#### DATA EXTRACT ####
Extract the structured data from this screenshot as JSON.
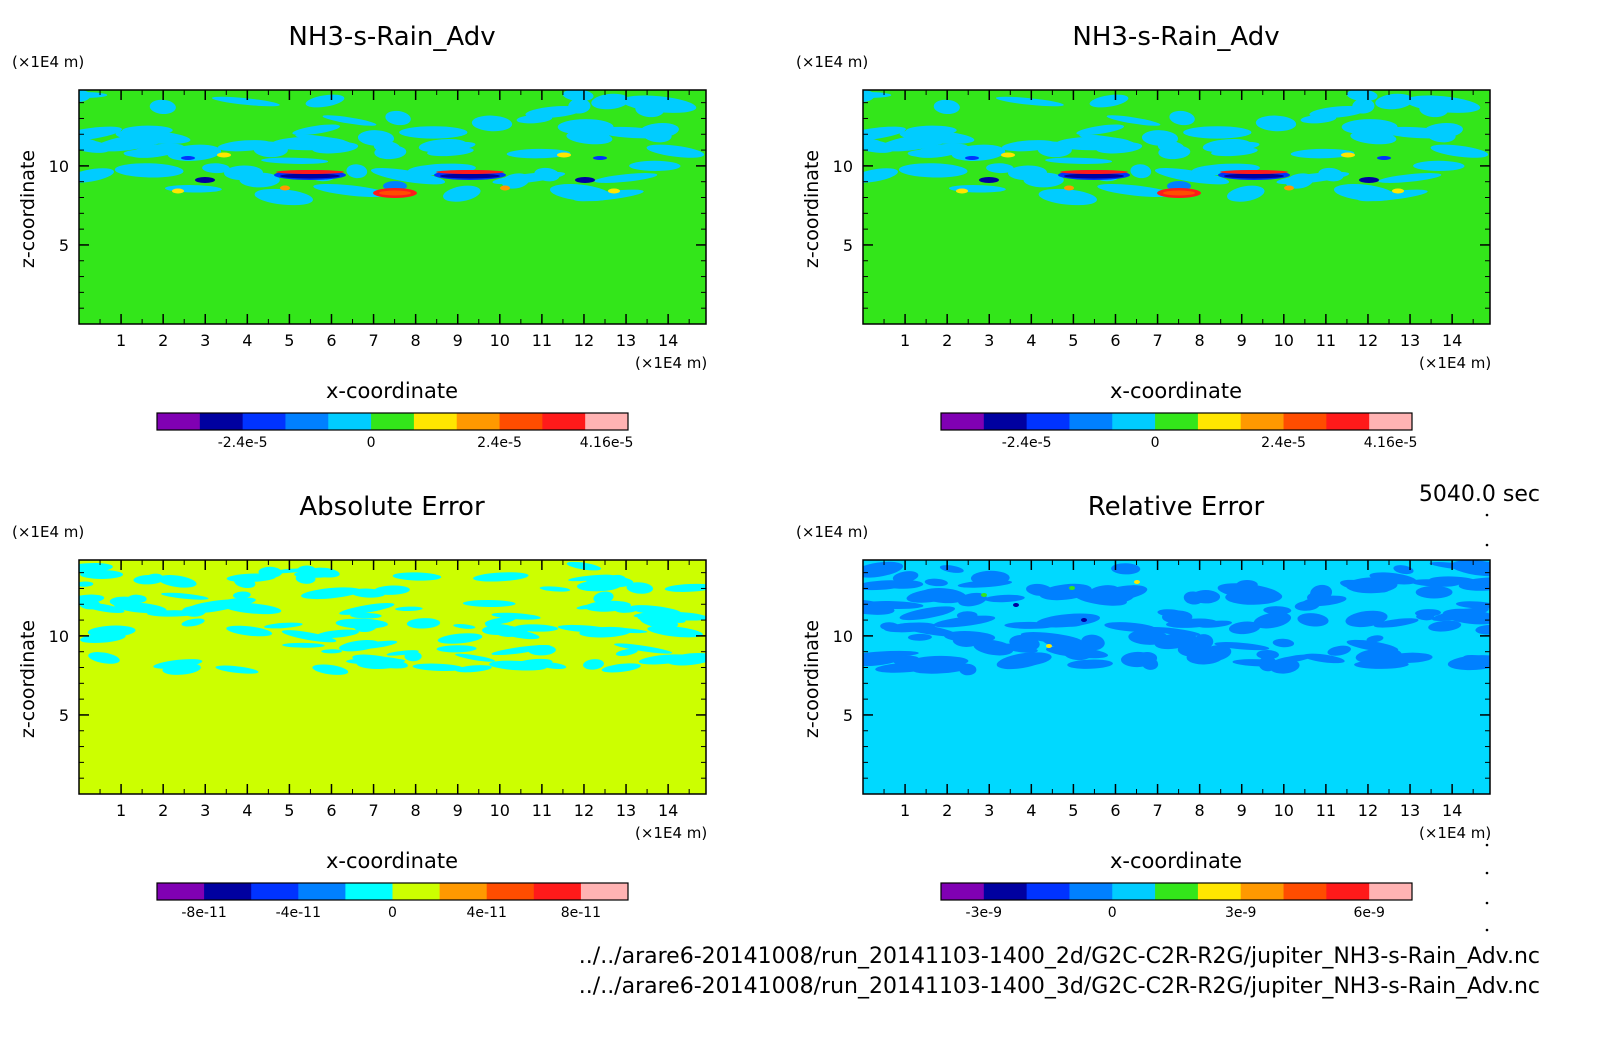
{
  "timestamp": "5040.0 sec",
  "files": [
    "../../arare6-20141008/run_20141103-1400_2d/G2C-C2R-R2G/jupiter_NH3-s-Rain_Adv.nc",
    "../../arare6-20141008/run_20141103-1400_3d/G2C-C2R-R2G/jupiter_NH3-s-Rain_Adv.nc"
  ],
  "chart_data": [
    {
      "type": "heatmap",
      "title": "NH3-s-Rain_Adv",
      "xlabel": "x-coordinate",
      "ylabel": "z-coordinate",
      "x_unit": "(×1E4 m)",
      "y_unit": "(×1E4 m)",
      "xlim": [
        0,
        14.9
      ],
      "ylim": [
        0,
        14.8
      ],
      "xticks": [
        "1",
        "2",
        "3",
        "4",
        "5",
        "6",
        "7",
        "8",
        "9",
        "10",
        "11",
        "12",
        "13",
        "14"
      ],
      "yticks": [
        "5",
        "10"
      ],
      "background_color": "#33e61a",
      "field_pattern": "rain",
      "colorbar": {
        "colors": [
          "#8000b3",
          "#0000a0",
          "#0033ff",
          "#0080ff",
          "#00ccff",
          "#33e61a",
          "#ffe600",
          "#ff9900",
          "#ff4d00",
          "#ff1a1a",
          "#ffb3b3"
        ],
        "labels": [
          "-2.4e-5",
          "0",
          "2.4e-5",
          "4.16e-5"
        ],
        "label_positions": [
          2,
          5,
          8,
          10.5
        ]
      }
    },
    {
      "type": "heatmap",
      "title": "NH3-s-Rain_Adv",
      "xlabel": "x-coordinate",
      "ylabel": "z-coordinate",
      "x_unit": "(×1E4 m)",
      "y_unit": "(×1E4 m)",
      "xlim": [
        0,
        14.9
      ],
      "ylim": [
        0,
        14.8
      ],
      "xticks": [
        "1",
        "2",
        "3",
        "4",
        "5",
        "6",
        "7",
        "8",
        "9",
        "10",
        "11",
        "12",
        "13",
        "14"
      ],
      "yticks": [
        "5",
        "10"
      ],
      "background_color": "#33e61a",
      "field_pattern": "rain",
      "colorbar": {
        "colors": [
          "#8000b3",
          "#0000a0",
          "#0033ff",
          "#0080ff",
          "#00ccff",
          "#33e61a",
          "#ffe600",
          "#ff9900",
          "#ff4d00",
          "#ff1a1a",
          "#ffb3b3"
        ],
        "labels": [
          "-2.4e-5",
          "0",
          "2.4e-5",
          "4.16e-5"
        ],
        "label_positions": [
          2,
          5,
          8,
          10.5
        ]
      }
    },
    {
      "type": "heatmap",
      "title": "Absolute Error",
      "xlabel": "x-coordinate",
      "ylabel": "z-coordinate",
      "x_unit": "(×1E4 m)",
      "y_unit": "(×1E4 m)",
      "xlim": [
        0,
        14.9
      ],
      "ylim": [
        0,
        14.8
      ],
      "xticks": [
        "1",
        "2",
        "3",
        "4",
        "5",
        "6",
        "7",
        "8",
        "9",
        "10",
        "11",
        "12",
        "13",
        "14"
      ],
      "yticks": [
        "5",
        "10"
      ],
      "background_color": "#ccff00",
      "field_pattern": "abs",
      "colorbar": {
        "colors": [
          "#8000b3",
          "#0000a0",
          "#0033ff",
          "#0080ff",
          "#00ffff",
          "#ccff00",
          "#ff9900",
          "#ff4d00",
          "#ff1a1a",
          "#ffb3b3"
        ],
        "labels": [
          "-8e-11",
          "-4e-11",
          "0",
          "4e-11",
          "8e-11"
        ],
        "label_positions": [
          1,
          3,
          5,
          7,
          9
        ]
      }
    },
    {
      "type": "heatmap",
      "title": "Relative Error",
      "xlabel": "x-coordinate",
      "ylabel": "z-coordinate",
      "x_unit": "(×1E4 m)",
      "y_unit": "(×1E4 m)",
      "xlim": [
        0,
        14.9
      ],
      "ylim": [
        0,
        14.8
      ],
      "xticks": [
        "1",
        "2",
        "3",
        "4",
        "5",
        "6",
        "7",
        "8",
        "9",
        "10",
        "11",
        "12",
        "13",
        "14"
      ],
      "yticks": [
        "5",
        "10"
      ],
      "background_color": "#00d9ff",
      "field_pattern": "rel",
      "colorbar": {
        "colors": [
          "#8000b3",
          "#0000a0",
          "#0033ff",
          "#0080ff",
          "#00ccff",
          "#33e61a",
          "#ffe600",
          "#ff9900",
          "#ff4d00",
          "#ff1a1a",
          "#ffb3b3"
        ],
        "labels": [
          "-3e-9",
          "0",
          "3e-9",
          "6e-9"
        ],
        "label_positions": [
          1,
          4,
          7,
          10
        ]
      }
    }
  ]
}
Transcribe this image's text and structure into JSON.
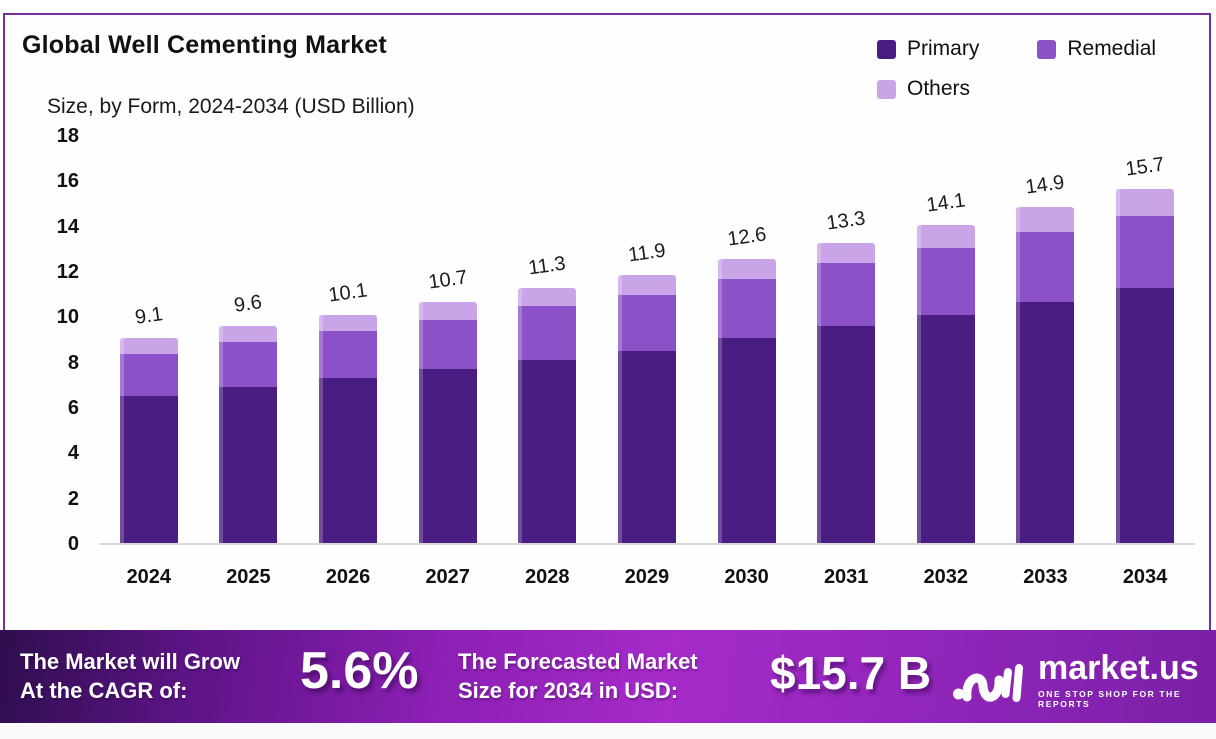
{
  "header": {
    "title": "Global Well Cementing Market",
    "subtitle": "Size, by Form, 2024-2034 (USD Billion)"
  },
  "legend": [
    {
      "label": "Primary",
      "color": "#4a1d82"
    },
    {
      "label": "Remedial",
      "color": "#8b52c8"
    },
    {
      "label": "Others",
      "color": "#c9a5e8"
    }
  ],
  "chart_data": {
    "type": "bar",
    "subtype": "stacked-vertical",
    "title": "Global Well Cementing Market Size, by Form, 2024-2034 (USD Billion)",
    "categories": [
      "2024",
      "2025",
      "2026",
      "2027",
      "2028",
      "2029",
      "2030",
      "2031",
      "2032",
      "2033",
      "2034"
    ],
    "series": [
      {
        "name": "Primary",
        "color": "#4a1d82",
        "values": [
          6.5,
          6.9,
          7.3,
          7.7,
          8.1,
          8.5,
          9.1,
          9.6,
          10.1,
          10.7,
          11.3
        ]
      },
      {
        "name": "Remedial",
        "color": "#8b52c8",
        "values": [
          1.9,
          2.0,
          2.1,
          2.2,
          2.4,
          2.5,
          2.6,
          2.8,
          3.0,
          3.1,
          3.2
        ]
      },
      {
        "name": "Others",
        "color": "#c9a5e8",
        "values": [
          0.7,
          0.7,
          0.7,
          0.8,
          0.8,
          0.9,
          0.9,
          0.9,
          1.0,
          1.1,
          1.2
        ]
      }
    ],
    "totals": [
      9.1,
      9.6,
      10.1,
      10.7,
      11.3,
      11.9,
      12.6,
      13.3,
      14.1,
      14.9,
      15.7
    ],
    "total_labels": [
      "9.1",
      "9.6",
      "10.1",
      "10.7",
      "11.3",
      "11.9",
      "12.6",
      "13.3",
      "14.1",
      "14.9",
      "15.7"
    ],
    "xlabel": "",
    "ylabel": "",
    "ylim": [
      0,
      18
    ],
    "yticks": [
      0,
      2,
      4,
      6,
      8,
      10,
      12,
      14,
      16,
      18
    ],
    "grid": false,
    "legend_position": "top-right"
  },
  "banner": {
    "cagr_label_line1": "The Market will Grow",
    "cagr_label_line2": "At the CAGR of:",
    "cagr_value": "5.6%",
    "forecast_label_line1": "The Forecasted Market",
    "forecast_label_line2": "Size for 2034 in USD:",
    "forecast_value": "$15.7 B",
    "brand_name": "market.us",
    "brand_tagline": "ONE STOP SHOP FOR THE REPORTS"
  },
  "colors": {
    "frame_border": "#7b2d9b",
    "banner_gradient_left": "#2f0e4e",
    "banner_gradient_mid": "#a62bc9",
    "banner_gradient_right": "#7a20a6",
    "axis_line": "#d9d9d9",
    "text": "#111111"
  }
}
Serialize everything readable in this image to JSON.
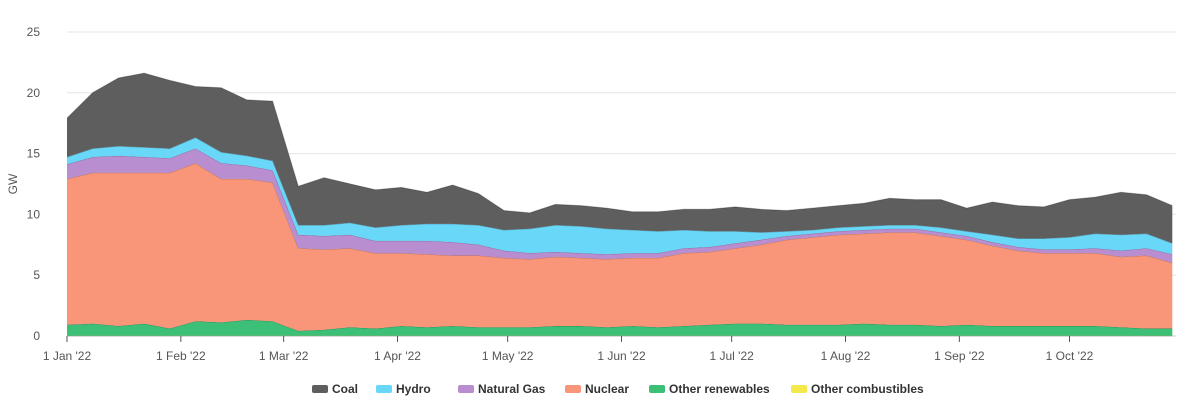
{
  "chart_data": {
    "type": "area",
    "stacked": true,
    "title": "",
    "xlabel": "",
    "ylabel": "GW",
    "ylim": [
      0,
      25
    ],
    "yticks": [
      0,
      5,
      10,
      15,
      20,
      25
    ],
    "xlim": [
      "2022-01-01",
      "2022-10-30"
    ],
    "xticks": [
      {
        "date": "2022-01-01",
        "label": "1 Jan '22"
      },
      {
        "date": "2022-02-01",
        "label": "1 Feb '22"
      },
      {
        "date": "2022-03-01",
        "label": "1 Mar '22"
      },
      {
        "date": "2022-04-01",
        "label": "1 Apr '22"
      },
      {
        "date": "2022-05-01",
        "label": "1 May '22"
      },
      {
        "date": "2022-06-01",
        "label": "1 Jun '22"
      },
      {
        "date": "2022-07-01",
        "label": "1 Jul '22"
      },
      {
        "date": "2022-08-01",
        "label": "1 Aug '22"
      },
      {
        "date": "2022-09-01",
        "label": "1 Sep '22"
      },
      {
        "date": "2022-10-01",
        "label": "1 Oct '22"
      }
    ],
    "grid": true,
    "legend_position": "bottom",
    "x": [
      "2022-01-01",
      "2022-01-08",
      "2022-01-15",
      "2022-01-22",
      "2022-01-29",
      "2022-02-05",
      "2022-02-12",
      "2022-02-19",
      "2022-02-26",
      "2022-03-05",
      "2022-03-12",
      "2022-03-19",
      "2022-03-26",
      "2022-04-02",
      "2022-04-09",
      "2022-04-16",
      "2022-04-23",
      "2022-04-30",
      "2022-05-07",
      "2022-05-14",
      "2022-05-21",
      "2022-05-28",
      "2022-06-04",
      "2022-06-11",
      "2022-06-18",
      "2022-06-25",
      "2022-07-02",
      "2022-07-09",
      "2022-07-16",
      "2022-07-23",
      "2022-07-30",
      "2022-08-06",
      "2022-08-13",
      "2022-08-20",
      "2022-08-27",
      "2022-09-03",
      "2022-09-10",
      "2022-09-17",
      "2022-09-24",
      "2022-10-01",
      "2022-10-08",
      "2022-10-15",
      "2022-10-22",
      "2022-10-29"
    ],
    "series": [
      {
        "name": "Other combustibles",
        "color": "#f5e84a",
        "values": [
          0.02,
          0.02,
          0.02,
          0.02,
          0.02,
          0.02,
          0.02,
          0.02,
          0.02,
          0.02,
          0.02,
          0.02,
          0.02,
          0.02,
          0.02,
          0.02,
          0.02,
          0.02,
          0.02,
          0.02,
          0.02,
          0.02,
          0.02,
          0.02,
          0.02,
          0.02,
          0.02,
          0.02,
          0.02,
          0.02,
          0.02,
          0.02,
          0.02,
          0.02,
          0.02,
          0.02,
          0.02,
          0.02,
          0.02,
          0.02,
          0.02,
          0.02,
          0.02,
          0.02
        ]
      },
      {
        "name": "Other renewables",
        "color": "#3cc078",
        "values": [
          0.9,
          1.0,
          0.8,
          1.0,
          0.6,
          1.2,
          1.1,
          1.3,
          1.2,
          0.4,
          0.5,
          0.7,
          0.6,
          0.8,
          0.7,
          0.8,
          0.7,
          0.7,
          0.7,
          0.8,
          0.8,
          0.7,
          0.8,
          0.7,
          0.8,
          0.9,
          1.0,
          1.0,
          0.9,
          0.9,
          0.9,
          1.0,
          0.9,
          0.9,
          0.8,
          0.9,
          0.8,
          0.8,
          0.8,
          0.8,
          0.8,
          0.7,
          0.6,
          0.6
        ]
      },
      {
        "name": "Nuclear",
        "color": "#f99679",
        "values": [
          12.0,
          12.4,
          12.6,
          12.4,
          12.8,
          13.0,
          11.8,
          11.6,
          11.4,
          6.8,
          6.6,
          6.5,
          6.2,
          6.0,
          6.0,
          5.8,
          5.9,
          5.7,
          5.6,
          5.7,
          5.6,
          5.6,
          5.6,
          5.7,
          6.0,
          6.0,
          6.2,
          6.5,
          7.0,
          7.2,
          7.4,
          7.4,
          7.6,
          7.6,
          7.4,
          7.0,
          6.6,
          6.2,
          6.0,
          6.0,
          6.0,
          5.8,
          6.0,
          5.4
        ]
      },
      {
        "name": "Natural Gas",
        "color": "#b98ed1",
        "values": [
          1.2,
          1.3,
          1.4,
          1.3,
          1.2,
          1.2,
          1.3,
          1.1,
          1.0,
          1.1,
          1.1,
          1.1,
          1.0,
          1.0,
          1.1,
          1.1,
          0.9,
          0.6,
          0.5,
          0.4,
          0.4,
          0.4,
          0.4,
          0.4,
          0.4,
          0.4,
          0.4,
          0.4,
          0.3,
          0.3,
          0.3,
          0.3,
          0.3,
          0.3,
          0.3,
          0.3,
          0.3,
          0.3,
          0.3,
          0.3,
          0.4,
          0.5,
          0.6,
          0.7
        ]
      },
      {
        "name": "Hydro",
        "color": "#68d7f8",
        "values": [
          0.6,
          0.7,
          0.8,
          0.8,
          0.8,
          0.9,
          0.9,
          0.8,
          0.8,
          0.8,
          0.9,
          1.0,
          1.1,
          1.3,
          1.4,
          1.5,
          1.6,
          1.7,
          2.0,
          2.2,
          2.2,
          2.1,
          1.9,
          1.8,
          1.5,
          1.3,
          1.0,
          0.6,
          0.4,
          0.3,
          0.3,
          0.3,
          0.3,
          0.3,
          0.4,
          0.4,
          0.6,
          0.7,
          0.9,
          1.0,
          1.2,
          1.3,
          1.2,
          0.9
        ]
      },
      {
        "name": "Coal",
        "color": "#5e5e5e",
        "values": [
          3.2,
          4.6,
          5.6,
          6.1,
          5.6,
          4.2,
          5.3,
          4.6,
          4.9,
          3.2,
          3.9,
          3.2,
          3.1,
          3.1,
          2.6,
          3.2,
          2.6,
          1.6,
          1.3,
          1.7,
          1.7,
          1.7,
          1.5,
          1.6,
          1.7,
          1.8,
          2.0,
          1.9,
          1.7,
          1.8,
          1.8,
          1.9,
          2.2,
          2.1,
          2.3,
          1.9,
          2.7,
          2.7,
          2.6,
          3.1,
          3.0,
          3.5,
          3.2,
          3.1
        ]
      }
    ],
    "legend_order": [
      "Coal",
      "Hydro",
      "Natural Gas",
      "Nuclear",
      "Other renewables",
      "Other combustibles"
    ]
  }
}
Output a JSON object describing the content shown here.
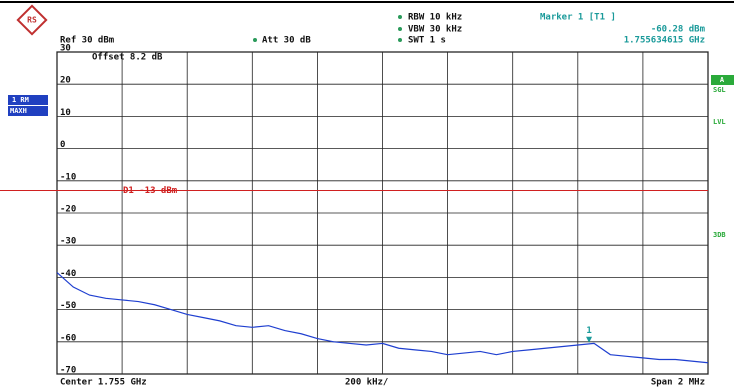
{
  "chart_data": {
    "type": "line",
    "header": {
      "rbw": "RBW 10 kHz",
      "vbw": "VBW 30 kHz",
      "swt": "SWT 1 s",
      "marker_title": "Marker 1 [T1 ]",
      "marker_level": "-60.28 dBm",
      "marker_freq": "1.755634615 GHz",
      "ref": "Ref 30 dBm",
      "att": "Att 30 dB",
      "offset": "Offset 8.2 dB"
    },
    "side_labels": {
      "trace": "1 RM",
      "detector": "MAXH",
      "a": "A",
      "sgl": "SGL",
      "lvl": "LVL",
      "db": "3DB"
    },
    "footer": {
      "center": "Center 1.755 GHz",
      "div": "200 kHz/",
      "span": "Span 2 MHz"
    },
    "x": [
      1.754,
      1.75405,
      1.7541,
      1.75415,
      1.7542,
      1.75425,
      1.7543,
      1.75435,
      1.7544,
      1.75445,
      1.7545,
      1.75455,
      1.7546,
      1.75465,
      1.7547,
      1.75475,
      1.7548,
      1.75485,
      1.7549,
      1.75495,
      1.755,
      1.75505,
      1.7551,
      1.75515,
      1.7552,
      1.75525,
      1.7553,
      1.75535,
      1.7554,
      1.75545,
      1.7555,
      1.75555,
      1.7556,
      1.75565,
      1.7557,
      1.75575,
      1.7558,
      1.75585,
      1.7559,
      1.75595,
      1.756
    ],
    "series": [
      {
        "name": "1 RM",
        "color": "#1f3fd0",
        "values": [
          -38.5,
          -43,
          -45.5,
          -46.5,
          -47,
          -47.5,
          -48.5,
          -50,
          -51.5,
          -52.5,
          -53.5,
          -55,
          -55.5,
          -55,
          -56.5,
          -57.5,
          -59,
          -60,
          -60.5,
          -61,
          -60.5,
          -62,
          -62.5,
          -63,
          -64,
          -63.5,
          -63,
          -64,
          -63,
          -62.5,
          -62,
          -61.5,
          -61,
          -60.5,
          -64,
          -64.5,
          -65,
          -65.5,
          -65.5,
          -66,
          -66.5
        ]
      }
    ],
    "marker": {
      "x": 1.755634615,
      "y": -60.28,
      "label": "1",
      "color": "#1a9a9a"
    },
    "display_line": {
      "value": -13,
      "label": "D1 -13 dBm",
      "color": "#d02020"
    },
    "xlim": [
      1.754,
      1.756
    ],
    "xticks": [
      1.754,
      1.7542,
      1.7544,
      1.7546,
      1.7548,
      1.755,
      1.7552,
      1.7554,
      1.7556,
      1.7558,
      1.756
    ],
    "ylim": [
      -70,
      30
    ],
    "yticks": [
      30,
      20,
      10,
      0,
      -10,
      -20,
      -30,
      -40,
      -50,
      -60,
      -70
    ],
    "grid": true
  }
}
####
◆ WHAT YOU SHOULD DO ◆
Every line in the data above that contains "Billion" needs to be copied.

◆ THE RESULT ◆
    "subtitle": "Size, by Form, 2024-2034 (USD Billion)"
    "title": "Global Well Cementing Market Size, by Form, 2024-2034 (USD Billion)",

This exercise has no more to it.